## Given exercise
Give every line below again, exactly.

## Entries supplied
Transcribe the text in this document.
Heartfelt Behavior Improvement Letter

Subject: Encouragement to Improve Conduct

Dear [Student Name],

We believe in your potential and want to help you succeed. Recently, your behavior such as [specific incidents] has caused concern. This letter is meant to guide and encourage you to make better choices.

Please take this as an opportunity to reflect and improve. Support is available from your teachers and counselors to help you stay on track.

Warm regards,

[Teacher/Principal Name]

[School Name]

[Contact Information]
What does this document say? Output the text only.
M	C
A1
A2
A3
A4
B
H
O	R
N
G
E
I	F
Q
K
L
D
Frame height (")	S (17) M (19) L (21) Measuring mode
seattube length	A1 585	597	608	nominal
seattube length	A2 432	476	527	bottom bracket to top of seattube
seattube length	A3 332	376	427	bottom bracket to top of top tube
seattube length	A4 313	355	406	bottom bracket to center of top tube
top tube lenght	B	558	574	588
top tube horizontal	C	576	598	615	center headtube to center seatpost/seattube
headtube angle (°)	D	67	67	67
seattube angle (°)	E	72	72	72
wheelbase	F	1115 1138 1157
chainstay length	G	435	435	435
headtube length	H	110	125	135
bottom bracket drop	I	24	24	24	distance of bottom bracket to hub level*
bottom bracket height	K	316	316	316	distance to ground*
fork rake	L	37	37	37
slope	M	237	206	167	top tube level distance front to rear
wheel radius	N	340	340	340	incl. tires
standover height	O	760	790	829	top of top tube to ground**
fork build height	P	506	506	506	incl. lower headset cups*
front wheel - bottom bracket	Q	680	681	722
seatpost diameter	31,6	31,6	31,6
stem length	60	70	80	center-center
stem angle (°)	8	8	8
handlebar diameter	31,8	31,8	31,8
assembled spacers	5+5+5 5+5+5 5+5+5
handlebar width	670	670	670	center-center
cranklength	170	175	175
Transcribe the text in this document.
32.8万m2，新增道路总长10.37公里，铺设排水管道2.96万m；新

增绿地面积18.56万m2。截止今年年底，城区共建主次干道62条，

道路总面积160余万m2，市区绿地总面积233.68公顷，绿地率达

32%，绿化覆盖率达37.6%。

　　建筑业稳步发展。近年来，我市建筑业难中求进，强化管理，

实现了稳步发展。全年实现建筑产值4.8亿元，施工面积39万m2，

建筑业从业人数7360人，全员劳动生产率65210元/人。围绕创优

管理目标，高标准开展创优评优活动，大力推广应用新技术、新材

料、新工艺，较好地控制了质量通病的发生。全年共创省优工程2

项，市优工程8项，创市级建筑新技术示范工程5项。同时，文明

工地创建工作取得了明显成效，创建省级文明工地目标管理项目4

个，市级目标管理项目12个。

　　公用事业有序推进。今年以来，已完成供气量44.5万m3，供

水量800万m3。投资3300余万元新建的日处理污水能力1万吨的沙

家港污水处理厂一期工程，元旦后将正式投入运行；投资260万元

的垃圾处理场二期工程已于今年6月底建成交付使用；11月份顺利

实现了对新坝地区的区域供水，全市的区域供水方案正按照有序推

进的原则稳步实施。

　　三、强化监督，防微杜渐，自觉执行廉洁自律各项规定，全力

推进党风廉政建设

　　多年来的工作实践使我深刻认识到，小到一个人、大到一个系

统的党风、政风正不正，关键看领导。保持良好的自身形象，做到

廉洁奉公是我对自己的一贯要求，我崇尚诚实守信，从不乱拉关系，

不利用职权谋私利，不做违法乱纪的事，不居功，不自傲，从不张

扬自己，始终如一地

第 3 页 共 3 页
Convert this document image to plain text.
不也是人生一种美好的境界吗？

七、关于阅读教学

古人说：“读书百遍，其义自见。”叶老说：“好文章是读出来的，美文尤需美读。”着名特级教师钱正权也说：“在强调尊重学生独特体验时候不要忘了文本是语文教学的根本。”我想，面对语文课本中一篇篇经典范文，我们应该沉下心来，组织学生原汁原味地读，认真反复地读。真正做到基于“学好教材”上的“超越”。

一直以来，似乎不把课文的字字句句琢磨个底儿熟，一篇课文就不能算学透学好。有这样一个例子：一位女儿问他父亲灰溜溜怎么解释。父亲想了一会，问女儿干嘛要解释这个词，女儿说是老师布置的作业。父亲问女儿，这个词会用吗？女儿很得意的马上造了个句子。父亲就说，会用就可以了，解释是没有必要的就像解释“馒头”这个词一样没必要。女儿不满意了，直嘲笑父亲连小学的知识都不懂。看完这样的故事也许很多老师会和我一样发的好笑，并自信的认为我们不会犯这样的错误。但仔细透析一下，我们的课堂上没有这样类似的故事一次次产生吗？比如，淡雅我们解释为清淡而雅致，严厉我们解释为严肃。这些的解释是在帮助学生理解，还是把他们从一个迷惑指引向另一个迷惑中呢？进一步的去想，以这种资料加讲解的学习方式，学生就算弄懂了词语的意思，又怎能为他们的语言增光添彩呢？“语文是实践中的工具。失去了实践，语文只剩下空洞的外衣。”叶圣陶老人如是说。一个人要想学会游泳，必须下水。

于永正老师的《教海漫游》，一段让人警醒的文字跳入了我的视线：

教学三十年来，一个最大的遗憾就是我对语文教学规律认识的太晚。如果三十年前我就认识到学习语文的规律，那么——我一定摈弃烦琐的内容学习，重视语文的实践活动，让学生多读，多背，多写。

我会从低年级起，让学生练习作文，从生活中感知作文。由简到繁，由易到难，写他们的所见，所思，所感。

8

## Exercise answer
Transcribe the text in this document.
Heartfelt Behavior Improvement Letter

Subject: Encouragement to Improve Conduct

Dear [Student Name],

We believe in your potential and want to help you succeed. Recently, your behavior such as [specific incidents] has caused concern. This letter is meant to guide and encourage you to make better choices.

Please take this as an opportunity to reflect and improve. Support is available from your teachers and counselors to help you stay on track.

Warm regards,

[Teacher/Principal Name]

[School Name]

[Contact Information]
What does this document say? Output the text only.
M	C
A1
A2
A3
A4
B
H
O	R
N
G
E
I	F
Q
K
L
D
Frame height (")	S (17) M (19) L (21) Measuring mode
seattube length	A1 585	597	608	nominal
seattube length	A2 432	476	527	bottom bracket to top of seattube
seattube length	A3 332	376	427	bottom bracket to top of top tube
seattube length	A4 313	355	406	bottom bracket to center of top tube
top tube lenght	B	558	574	588
top tube horizontal	C	576	598	615	center headtube to center seatpost/seattube
headtube angle (°)	D	67	67	67
seattube angle (°)	E	72	72	72
wheelbase	F	1115 1138 1157
chainstay length	G	435	435	435
headtube length	H	110	125	135
bottom bracket drop	I	24	24	24	distance of bottom bracket to hub level*
bottom bracket height	K	316	316	316	distance to ground*
fork rake	L	37	37	37
slope	M	237	206	167	top tube level distance front to rear
wheel radius	N	340	340	340	incl. tires
standover height	O	760	790	829	top of top tube to ground**
fork build height	P	506	506	506	incl. lower headset cups*
front wheel - bottom bracket	Q	680	681	722
seatpost diameter	31,6	31,6	31,6
stem length	60	70	80	center-center
stem angle (°)	8	8	8
handlebar diameter	31,8	31,8	31,8
assembled spacers	5+5+5 5+5+5 5+5+5
handlebar width	670	670	670	center-center
cranklength	170	175	175
Transcribe the text in this document.
32.8万m2，新增道路总长10.37公里，铺设排水管道2.96万m；新

增绿地面积18.56万m2。截止今年年底，城区共建主次干道62条，

道路总面积160余万m2，市区绿地总面积233.68公顷，绿地率达

32%，绿化覆盖率达37.6%。

　　建筑业稳步发展。近年来，我市建筑业难中求进，强化管理，

实现了稳步发展。全年实现建筑产值4.8亿元，施工面积39万m2，

建筑业从业人数7360人，全员劳动生产率65210元/人。围绕创优

管理目标，高标准开展创优评优活动，大力推广应用新技术、新材

料、新工艺，较好地控制了质量通病的发生。全年共创省优工程2

项，市优工程8项，创市级建筑新技术示范工程5项。同时，文明

工地创建工作取得了明显成效，创建省级文明工地目标管理项目4

个，市级目标管理项目12个。

　　公用事业有序推进。今年以来，已完成供气量44.5万m3，供

水量800万m3。投资3300余万元新建的日处理污水能力1万吨的沙

家港污水处理厂一期工程，元旦后将正式投入运行；投资260万元

的垃圾处理场二期工程已于今年6月底建成交付使用；11月份顺利

实现了对新坝地区的区域供水，全市的区域供水方案正按照有序推

进的原则稳步实施。

　　三、强化监督，防微杜渐，自觉执行廉洁自律各项规定，全力

推进党风廉政建设

　　多年来的工作实践使我深刻认识到，小到一个人、大到一个系

统的党风、政风正不正，关键看领导。保持良好的自身形象，做到

廉洁奉公是我对自己的一贯要求，我崇尚诚实守信，从不乱拉关系，

不利用职权谋私利，不做违法乱纪的事，不居功，不自傲，从不张

扬自己，始终如一地

第 3 页 共 3 页
Convert this document image to plain text.
不也是人生一种美好的境界吗？

七、关于阅读教学

古人说：“读书百遍，其义自见。”叶老说：“好文章是读出来的，美文尤需美读。”着名特级教师钱正权也说：“在强调尊重学生独特体验时候不要忘了文本是语文教学的根本。”我想，面对语文课本中一篇篇经典范文，我们应该沉下心来，组织学生原汁原味地读，认真反复地读。真正做到基于“学好教材”上的“超越”。

一直以来，似乎不把课文的字字句句琢磨个底儿熟，一篇课文就不能算学透学好。有这样一个例子：一位女儿问他父亲灰溜溜怎么解释。父亲想了一会，问女儿干嘛要解释这个词，女儿说是老师布置的作业。父亲问女儿，这个词会用吗？女儿很得意的马上造了个句子。父亲就说，会用就可以了，解释是没有必要的就像解释“馒头”这个词一样没必要。女儿不满意了，直嘲笑父亲连小学的知识都不懂。看完这样的故事也许很多老师会和我一样发的好笑，并自信的认为我们不会犯这样的错误。但仔细透析一下，我们的课堂上没有这样类似的故事一次次产生吗？比如，淡雅我们解释为清淡而雅致，严厉我们解释为严肃。这些的解释是在帮助学生理解，还是把他们从一个迷惑指引向另一个迷惑中呢？进一步的去想，以这种资料加讲解的学习方式，学生就算弄懂了词语的意思，又怎能为他们的语言增光添彩呢？“语文是实践中的工具。失去了实践，语文只剩下空洞的外衣。”叶圣陶老人如是说。一个人要想学会游泳，必须下水。

于永正老师的《教海漫游》，一段让人警醒的文字跳入了我的视线：

教学三十年来，一个最大的遗憾就是我对语文教学规律认识的太晚。如果三十年前我就认识到学习语文的规律，那么——我一定摈弃烦琐的内容学习，重视语文的实践活动，让学生多读，多背，多写。

我会从低年级起，让学生练习作文，从生活中感知作文。由简到繁，由易到难，写他们的所见，所思，所感。

8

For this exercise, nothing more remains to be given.